■ EXERCISE PROMPT
Repeat the listing word for word. No pictures belong in the copy.

──────

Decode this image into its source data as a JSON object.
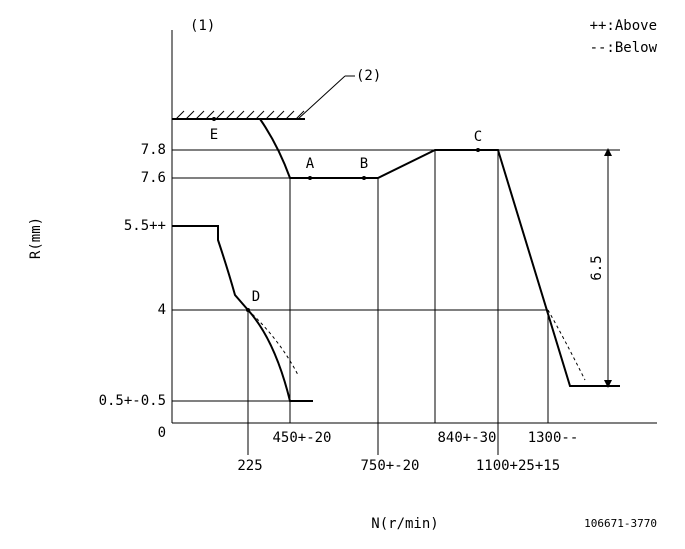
{
  "header": {
    "ref": "(1)",
    "legend_above": "++:Above",
    "legend_below": "--:Below",
    "stopper": "(2)"
  },
  "points": [
    "E",
    "A",
    "B",
    "C",
    "D"
  ],
  "y_labels": [
    "7.8",
    "7.6",
    "5.5++",
    "4",
    "0.5+-0.5",
    "0"
  ],
  "x_labels": [
    "450+-20",
    "225",
    "750+-20",
    "840+-30",
    "1100+25+15",
    "1300--"
  ],
  "dimension": "6.5",
  "y_axis_title": "R(mm)",
  "x_axis_title": "N(r/min)",
  "code": "106671-3770"
}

──────

■ RESULT FOR THIS EXERCISE
Decode this image into its source data as a JSON object.
{
  "header": {
    "ref": "(1)",
    "legend_above": "++:Above",
    "legend_below": "--:Below",
    "stopper": "(2)"
  },
  "points": [
    "E",
    "A",
    "B",
    "C",
    "D"
  ],
  "y_labels": [
    "7.8",
    "7.6",
    "5.5++",
    "4",
    "0.5+-0.5",
    "0"
  ],
  "x_labels": [
    "450+-20",
    "225",
    "750+-20",
    "840+-30",
    "1100+25+15",
    "1300--"
  ],
  "dimension": "6.5",
  "y_axis_title": "R(mm)",
  "x_axis_title": "N(r/min)",
  "code": "106671-3770"
}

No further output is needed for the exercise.